- EXERCISE OBJECTIVE -
Update the material from its first line through the line containing "cell-influencia-global: 0.138 [209,435,302,472]" by replacing every "cell-influencia-directa" with "cell-direct-influence" and leaving everything else as it is. Return only those lines.

- Extracted records -

⁂

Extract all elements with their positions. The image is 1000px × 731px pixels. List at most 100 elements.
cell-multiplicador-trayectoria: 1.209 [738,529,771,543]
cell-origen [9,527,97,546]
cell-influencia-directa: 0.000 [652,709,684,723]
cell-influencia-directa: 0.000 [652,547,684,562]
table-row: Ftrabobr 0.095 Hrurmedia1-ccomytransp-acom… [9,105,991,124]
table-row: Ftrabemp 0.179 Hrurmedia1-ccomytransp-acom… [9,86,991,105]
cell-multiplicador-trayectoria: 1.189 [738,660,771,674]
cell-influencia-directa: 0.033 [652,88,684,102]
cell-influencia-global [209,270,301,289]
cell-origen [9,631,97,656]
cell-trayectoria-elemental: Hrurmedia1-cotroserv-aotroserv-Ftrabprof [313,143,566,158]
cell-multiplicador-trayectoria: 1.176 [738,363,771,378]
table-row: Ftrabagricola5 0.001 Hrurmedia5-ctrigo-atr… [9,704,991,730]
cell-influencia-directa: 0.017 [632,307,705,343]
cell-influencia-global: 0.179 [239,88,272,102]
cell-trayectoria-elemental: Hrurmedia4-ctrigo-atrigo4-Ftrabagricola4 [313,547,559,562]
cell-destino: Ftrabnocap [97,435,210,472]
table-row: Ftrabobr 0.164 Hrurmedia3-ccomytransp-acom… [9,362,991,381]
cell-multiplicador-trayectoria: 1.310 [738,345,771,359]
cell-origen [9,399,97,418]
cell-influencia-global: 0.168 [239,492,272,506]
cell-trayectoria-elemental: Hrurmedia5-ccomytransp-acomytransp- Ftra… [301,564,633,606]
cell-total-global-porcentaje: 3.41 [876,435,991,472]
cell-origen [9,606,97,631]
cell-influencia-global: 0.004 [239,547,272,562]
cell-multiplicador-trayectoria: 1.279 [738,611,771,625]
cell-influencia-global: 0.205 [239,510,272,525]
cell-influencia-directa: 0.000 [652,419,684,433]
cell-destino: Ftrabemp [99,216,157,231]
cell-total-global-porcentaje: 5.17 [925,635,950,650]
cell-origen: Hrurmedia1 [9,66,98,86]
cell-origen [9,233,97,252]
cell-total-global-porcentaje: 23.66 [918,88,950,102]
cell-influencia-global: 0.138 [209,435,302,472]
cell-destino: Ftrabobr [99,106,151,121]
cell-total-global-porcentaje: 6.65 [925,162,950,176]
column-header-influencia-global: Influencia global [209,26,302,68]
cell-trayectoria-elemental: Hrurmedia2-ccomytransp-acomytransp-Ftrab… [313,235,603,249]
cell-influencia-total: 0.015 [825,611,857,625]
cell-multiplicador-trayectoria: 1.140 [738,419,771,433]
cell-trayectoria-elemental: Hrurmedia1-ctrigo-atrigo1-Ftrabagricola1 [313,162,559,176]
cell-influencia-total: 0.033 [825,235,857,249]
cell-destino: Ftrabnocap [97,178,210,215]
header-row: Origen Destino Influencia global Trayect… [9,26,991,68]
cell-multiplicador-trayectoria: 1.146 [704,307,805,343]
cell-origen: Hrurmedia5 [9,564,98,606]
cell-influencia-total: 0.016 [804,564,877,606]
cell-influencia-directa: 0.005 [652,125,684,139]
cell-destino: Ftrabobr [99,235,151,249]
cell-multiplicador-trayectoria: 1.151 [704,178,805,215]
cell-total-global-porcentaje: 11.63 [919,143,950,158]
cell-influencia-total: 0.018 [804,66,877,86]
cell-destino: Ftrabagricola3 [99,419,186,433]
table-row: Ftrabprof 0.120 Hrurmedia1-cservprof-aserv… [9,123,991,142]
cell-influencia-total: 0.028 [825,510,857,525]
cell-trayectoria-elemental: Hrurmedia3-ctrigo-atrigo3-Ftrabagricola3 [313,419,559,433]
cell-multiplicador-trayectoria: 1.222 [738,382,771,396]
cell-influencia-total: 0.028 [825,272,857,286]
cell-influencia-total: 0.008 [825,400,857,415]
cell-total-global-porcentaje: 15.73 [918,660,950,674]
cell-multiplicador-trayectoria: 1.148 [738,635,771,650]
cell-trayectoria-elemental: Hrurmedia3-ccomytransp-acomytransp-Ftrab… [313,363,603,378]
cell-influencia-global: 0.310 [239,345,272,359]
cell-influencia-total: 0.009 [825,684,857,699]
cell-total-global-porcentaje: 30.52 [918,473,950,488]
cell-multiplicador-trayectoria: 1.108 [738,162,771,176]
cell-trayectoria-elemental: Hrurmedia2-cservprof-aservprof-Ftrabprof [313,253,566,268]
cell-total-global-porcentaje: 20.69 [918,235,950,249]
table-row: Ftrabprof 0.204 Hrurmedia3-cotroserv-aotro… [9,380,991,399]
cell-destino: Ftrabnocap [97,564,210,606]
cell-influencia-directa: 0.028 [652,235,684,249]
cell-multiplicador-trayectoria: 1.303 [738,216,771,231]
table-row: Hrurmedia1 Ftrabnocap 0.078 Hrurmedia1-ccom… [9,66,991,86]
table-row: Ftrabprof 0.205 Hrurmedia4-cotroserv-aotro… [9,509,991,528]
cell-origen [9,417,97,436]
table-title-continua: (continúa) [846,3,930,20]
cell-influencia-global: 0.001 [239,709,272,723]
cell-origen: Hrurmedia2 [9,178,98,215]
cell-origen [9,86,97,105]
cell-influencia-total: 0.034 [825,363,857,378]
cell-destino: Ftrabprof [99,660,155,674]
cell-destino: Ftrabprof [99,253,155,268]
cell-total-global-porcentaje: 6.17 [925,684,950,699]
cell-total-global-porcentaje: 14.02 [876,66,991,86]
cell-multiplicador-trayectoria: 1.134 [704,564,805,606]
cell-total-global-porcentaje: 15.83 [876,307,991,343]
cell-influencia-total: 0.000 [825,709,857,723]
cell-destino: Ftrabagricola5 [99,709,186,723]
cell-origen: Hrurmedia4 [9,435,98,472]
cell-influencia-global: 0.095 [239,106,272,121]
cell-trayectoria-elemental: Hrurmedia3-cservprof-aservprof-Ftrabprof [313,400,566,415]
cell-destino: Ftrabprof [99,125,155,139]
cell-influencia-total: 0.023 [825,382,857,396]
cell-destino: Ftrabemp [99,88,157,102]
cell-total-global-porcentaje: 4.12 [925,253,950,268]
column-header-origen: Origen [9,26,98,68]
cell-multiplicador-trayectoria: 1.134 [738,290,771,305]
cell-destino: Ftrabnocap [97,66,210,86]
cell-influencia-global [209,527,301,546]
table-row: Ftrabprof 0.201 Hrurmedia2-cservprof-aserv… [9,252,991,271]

⁂

- ANSWER IN FULL -
Extract all elements with their positions. The image is 1000px × 731px pixels. List at most 100 elements.
cell-multiplicador-trayectoria: 1.209 [738,529,771,543]
cell-origen [9,527,97,546]
cell-direct-influence: 0.000 [652,709,684,723]
cell-direct-influence: 0.000 [652,547,684,562]
table-row: Ftrabobr 0.095 Hrurmedia1-ccomytransp-acom… [9,105,991,124]
table-row: Ftrabemp 0.179 Hrurmedia1-ccomytransp-acom… [9,86,991,105]
cell-multiplicador-trayectoria: 1.189 [738,660,771,674]
cell-direct-influence: 0.033 [652,88,684,102]
cell-influencia-global [209,270,301,289]
cell-origen [9,631,97,656]
cell-trayectoria-elemental: Hrurmedia1-cotroserv-aotroserv-Ftrabprof [313,143,566,158]
cell-multiplicador-trayectoria: 1.176 [738,363,771,378]
table-row: Ftrabagricola5 0.001 Hrurmedia5-ctrigo-atr… [9,704,991,730]
cell-direct-influence: 0.017 [632,307,705,343]
cell-influencia-global: 0.179 [239,88,272,102]
cell-trayectoria-elemental: Hrurmedia4-ctrigo-atrigo4-Ftrabagricola4 [313,547,559,562]
cell-destino: Ftrabnocap [97,435,210,472]
table-row: Ftrabobr 0.164 Hrurmedia3-ccomytransp-acom… [9,362,991,381]
cell-multiplicador-trayectoria: 1.310 [738,345,771,359]
cell-origen [9,399,97,418]
cell-influencia-global: 0.168 [239,492,272,506]
cell-trayectoria-elemental: Hrurmedia5-ccomytransp-acomytransp- Ftra… [301,564,633,606]
cell-total-global-porcentaje: 3.41 [876,435,991,472]
cell-origen [9,606,97,631]
cell-influencia-global: 0.004 [239,547,272,562]
cell-multiplicador-trayectoria: 1.279 [738,611,771,625]
cell-influencia-global: 0.205 [239,510,272,525]
cell-direct-influence: 0.000 [652,419,684,433]
cell-destino: Ftrabemp [99,216,157,231]
cell-total-global-porcentaje: 5.17 [925,635,950,650]
cell-origen: Hrurmedia1 [9,66,98,86]
cell-origen [9,233,97,252]
cell-total-global-porcentaje: 23.66 [918,88,950,102]
cell-influencia-global: 0.138 [209,435,302,472]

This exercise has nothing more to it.